<<<<
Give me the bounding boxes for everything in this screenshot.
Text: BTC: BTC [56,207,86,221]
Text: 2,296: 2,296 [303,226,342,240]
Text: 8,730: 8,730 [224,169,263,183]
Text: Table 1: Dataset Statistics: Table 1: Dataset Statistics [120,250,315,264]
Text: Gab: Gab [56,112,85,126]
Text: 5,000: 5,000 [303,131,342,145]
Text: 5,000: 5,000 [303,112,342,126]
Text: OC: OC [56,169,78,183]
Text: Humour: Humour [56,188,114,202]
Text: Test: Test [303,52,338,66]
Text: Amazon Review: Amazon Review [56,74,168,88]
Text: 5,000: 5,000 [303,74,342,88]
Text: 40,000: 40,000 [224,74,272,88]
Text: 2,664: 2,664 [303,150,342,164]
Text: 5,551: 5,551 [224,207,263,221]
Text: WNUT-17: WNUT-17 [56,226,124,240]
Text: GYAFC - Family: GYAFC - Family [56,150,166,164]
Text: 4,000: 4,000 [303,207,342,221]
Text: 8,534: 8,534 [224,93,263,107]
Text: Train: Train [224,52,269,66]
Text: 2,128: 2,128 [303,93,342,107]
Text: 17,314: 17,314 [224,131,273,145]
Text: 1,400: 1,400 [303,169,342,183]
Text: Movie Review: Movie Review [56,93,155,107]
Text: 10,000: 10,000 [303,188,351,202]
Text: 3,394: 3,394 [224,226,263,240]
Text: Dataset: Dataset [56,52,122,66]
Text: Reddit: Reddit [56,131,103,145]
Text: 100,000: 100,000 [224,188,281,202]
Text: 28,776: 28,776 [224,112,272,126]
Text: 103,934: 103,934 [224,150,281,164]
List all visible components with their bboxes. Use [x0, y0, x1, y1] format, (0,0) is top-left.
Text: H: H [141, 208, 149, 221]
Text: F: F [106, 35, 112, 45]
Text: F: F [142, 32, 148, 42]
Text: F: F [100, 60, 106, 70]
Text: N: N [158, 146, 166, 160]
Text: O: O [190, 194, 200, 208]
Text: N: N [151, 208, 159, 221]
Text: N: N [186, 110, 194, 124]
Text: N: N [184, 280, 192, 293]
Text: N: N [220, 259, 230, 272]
>>>>
◆ Work to complete:
Return every line of the items above that contains the string "Review". Case counts.

◆ Answer to this task:
Text: Amazon Review: Amazon Review [56,74,168,88]
Text: Movie Review: Movie Review [56,93,155,107]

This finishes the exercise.